# Given request
Rewrite the entries below with "figure" in place of every "image", changing nothing else, and leave out the pictures.

# Provided records
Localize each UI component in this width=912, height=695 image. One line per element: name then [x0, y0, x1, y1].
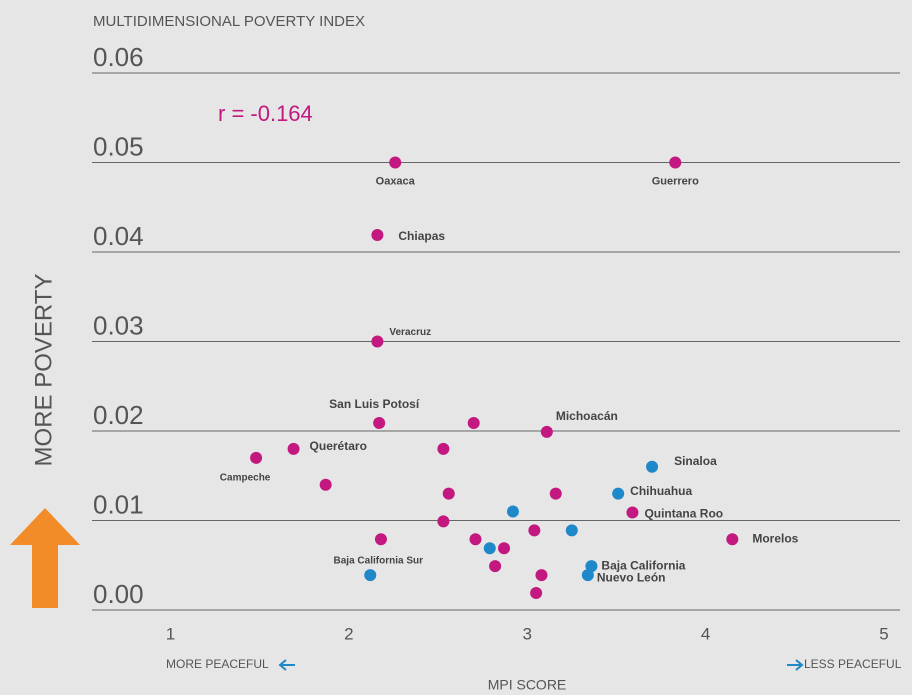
point — [565, 524, 578, 537]
point — [364, 569, 377, 582]
x-right-note: LESS PEACEFUL — [804, 657, 902, 671]
point-label: Morelos — [752, 531, 798, 545]
point — [626, 506, 639, 519]
x-tick-label: 4 — [701, 624, 710, 643]
point-label: Nuevo León — [597, 570, 666, 584]
point-label: Campeche — [220, 472, 271, 483]
point — [540, 425, 553, 438]
point-label: Quintana Roo — [644, 507, 723, 521]
point — [535, 569, 548, 582]
point — [530, 586, 543, 599]
point-label: Sinaloa — [674, 454, 717, 468]
point — [287, 442, 300, 455]
y-tick-label: 0.01 — [93, 489, 144, 519]
y-axis-label: MORE POVERTY — [30, 274, 57, 467]
point-label: San Luis Potosí — [329, 397, 420, 411]
point-label: Chiapas — [398, 229, 445, 243]
point-label: Oaxaca — [376, 175, 416, 187]
point — [250, 451, 263, 464]
point — [581, 569, 594, 582]
point-label: Veracruz — [389, 327, 431, 338]
point — [489, 560, 502, 573]
y-tick-label: 0.02 — [93, 400, 144, 430]
point — [442, 487, 455, 500]
point — [467, 416, 480, 429]
point-label: Guerrero — [652, 175, 699, 187]
right-arrow — [787, 659, 804, 671]
point — [669, 156, 682, 169]
y-tick-label: 0.05 — [93, 131, 144, 161]
x-tick-label: 1 — [166, 624, 175, 643]
point — [371, 228, 384, 241]
point — [374, 533, 387, 546]
point-label: Baja California — [601, 558, 685, 572]
up-arrow — [10, 508, 80, 608]
point-label: Chihuahua — [630, 484, 692, 498]
point — [506, 505, 519, 518]
point — [437, 442, 450, 455]
left-arrow — [278, 659, 295, 671]
x-tick-label: 3 — [522, 624, 531, 643]
chart-title: MULTIDIMENSIONAL POVERTY INDEX — [93, 13, 365, 30]
y-tick-label: 0.00 — [93, 579, 144, 609]
point — [528, 524, 541, 537]
point — [371, 335, 384, 348]
point — [646, 460, 659, 473]
y-tick-label: 0.06 — [93, 42, 144, 72]
point — [469, 533, 482, 546]
point — [437, 515, 450, 528]
y-tick-label: 0.04 — [93, 221, 144, 251]
point — [498, 542, 511, 555]
point — [483, 542, 496, 555]
point — [726, 533, 739, 546]
x-axis-label: MPI SCORE — [488, 677, 567, 693]
point — [319, 478, 332, 491]
point-label: Baja California Sur — [334, 556, 424, 567]
x-tick-label: 5 — [879, 624, 888, 643]
x-left-note: MORE PEACEFUL — [166, 657, 269, 671]
point — [549, 487, 562, 500]
point — [612, 487, 625, 500]
point-label: Michoacán — [556, 409, 618, 423]
point-label: Querétaro — [310, 439, 367, 453]
point — [373, 416, 386, 429]
y-tick-label: 0.03 — [93, 310, 144, 340]
annotation: r = -0.164 — [218, 101, 313, 126]
x-tick-label: 2 — [344, 624, 353, 643]
point — [389, 156, 402, 169]
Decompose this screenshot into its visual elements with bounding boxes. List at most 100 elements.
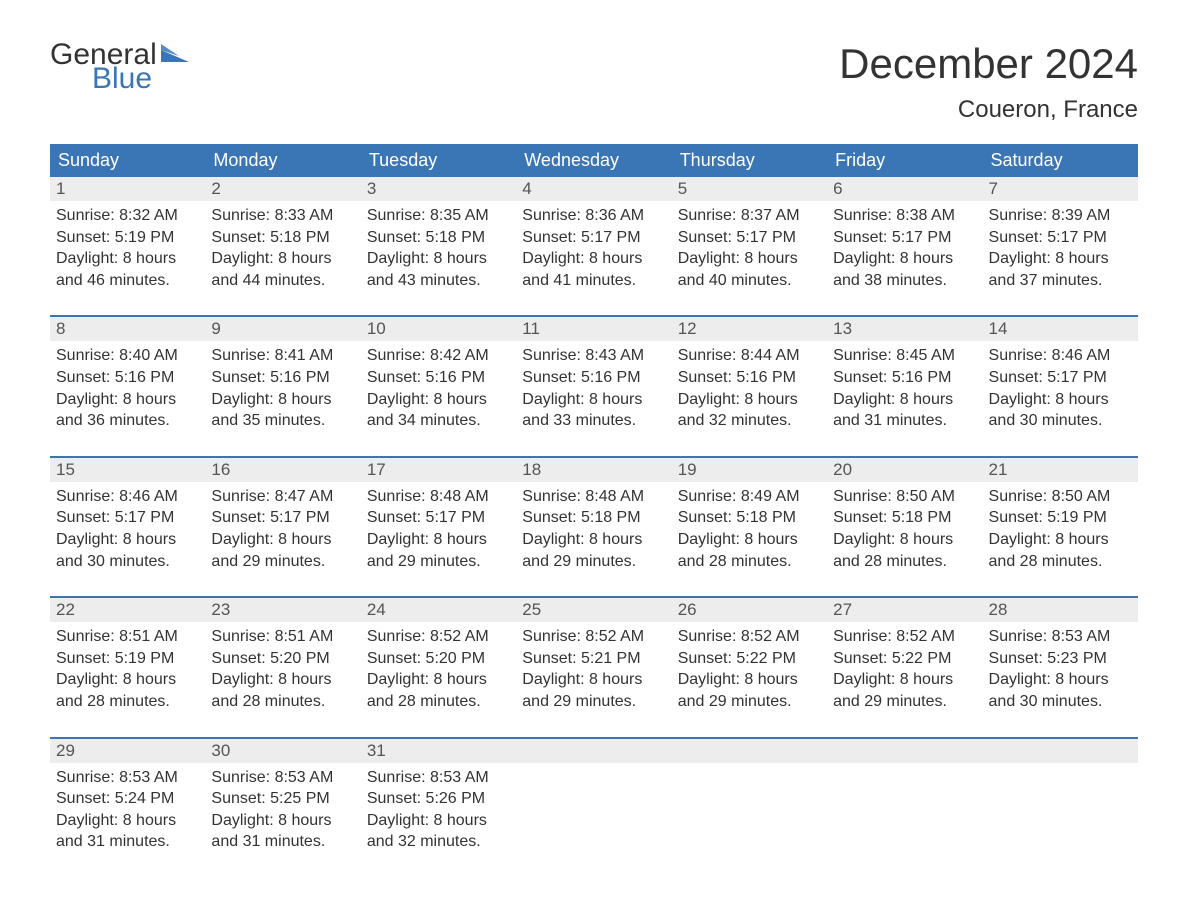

# Solved exercise
Localize each UI component in this width=912, height=695 figure. One line per element: name then [x0, y0, x1, y1].
point — [565, 524, 578, 537]
point — [364, 569, 377, 582]
x-right-note: LESS PEACEFUL — [804, 657, 902, 671]
point-label: Morelos — [752, 531, 798, 545]
point — [626, 506, 639, 519]
x-tick-label: 4 — [701, 624, 710, 643]
point-label: Nuevo León — [597, 570, 666, 584]
point-label: Campeche — [220, 472, 271, 483]
point — [540, 425, 553, 438]
point-label: Quintana Roo — [644, 507, 723, 521]
point — [535, 569, 548, 582]
point — [530, 586, 543, 599]
point-label: Sinaloa — [674, 454, 717, 468]
point — [287, 442, 300, 455]
y-tick-label: 0.01 — [93, 489, 144, 519]
y-axis-label: MORE POVERTY — [30, 274, 57, 467]
point-label: San Luis Potosí — [329, 397, 420, 411]
point-label: Chiapas — [398, 229, 445, 243]
point-label: Oaxaca — [376, 175, 416, 187]
point — [250, 451, 263, 464]
point — [581, 569, 594, 582]
point-label: Veracruz — [389, 327, 431, 338]
point — [489, 560, 502, 573]
y-tick-label: 0.02 — [93, 400, 144, 430]
point — [442, 487, 455, 500]
point — [467, 416, 480, 429]
point-label: Guerrero — [652, 175, 699, 187]
right-arrow — [787, 659, 804, 671]
point — [669, 156, 682, 169]
y-tick-label: 0.05 — [93, 131, 144, 161]
x-tick-label: 1 — [166, 624, 175, 643]
point — [371, 228, 384, 241]
point — [374, 533, 387, 546]
point-label: Baja California — [601, 558, 685, 572]
up-arrow — [10, 508, 80, 608]
point-label: Chihuahua — [630, 484, 692, 498]
point — [506, 505, 519, 518]
point — [437, 442, 450, 455]
left-arrow — [278, 659, 295, 671]
x-tick-label: 3 — [522, 624, 531, 643]
chart-title: MULTIDIMENSIONAL POVERTY INDEX — [93, 13, 365, 30]
y-tick-label: 0.00 — [93, 579, 144, 609]
point — [528, 524, 541, 537]
point — [371, 335, 384, 348]
point — [646, 460, 659, 473]
y-tick-label: 0.06 — [93, 42, 144, 72]
point — [469, 533, 482, 546]
point — [437, 515, 450, 528]
y-tick-label: 0.04 — [93, 221, 144, 251]
point — [498, 542, 511, 555]
point — [483, 542, 496, 555]
point — [726, 533, 739, 546]
x-axis-label: MPI SCORE — [488, 677, 567, 693]
point — [319, 478, 332, 491]
point-label: Baja California Sur — [334, 556, 424, 567]
x-tick-label: 5 — [879, 624, 888, 643]
x-left-note: MORE PEACEFUL — [166, 657, 269, 671]
point — [549, 487, 562, 500]
point — [612, 487, 625, 500]
point-label: Michoacán — [556, 409, 618, 423]
point-label: Querétaro — [310, 439, 367, 453]
point — [373, 416, 386, 429]
y-tick-label: 0.03 — [93, 310, 144, 340]
annotation: r = -0.164 — [218, 101, 313, 126]
x-tick-label: 2 — [344, 624, 353, 643]
point — [389, 156, 402, 169]
Decompose this screenshot into its visual elements with bounding boxes. List at most 100 elements.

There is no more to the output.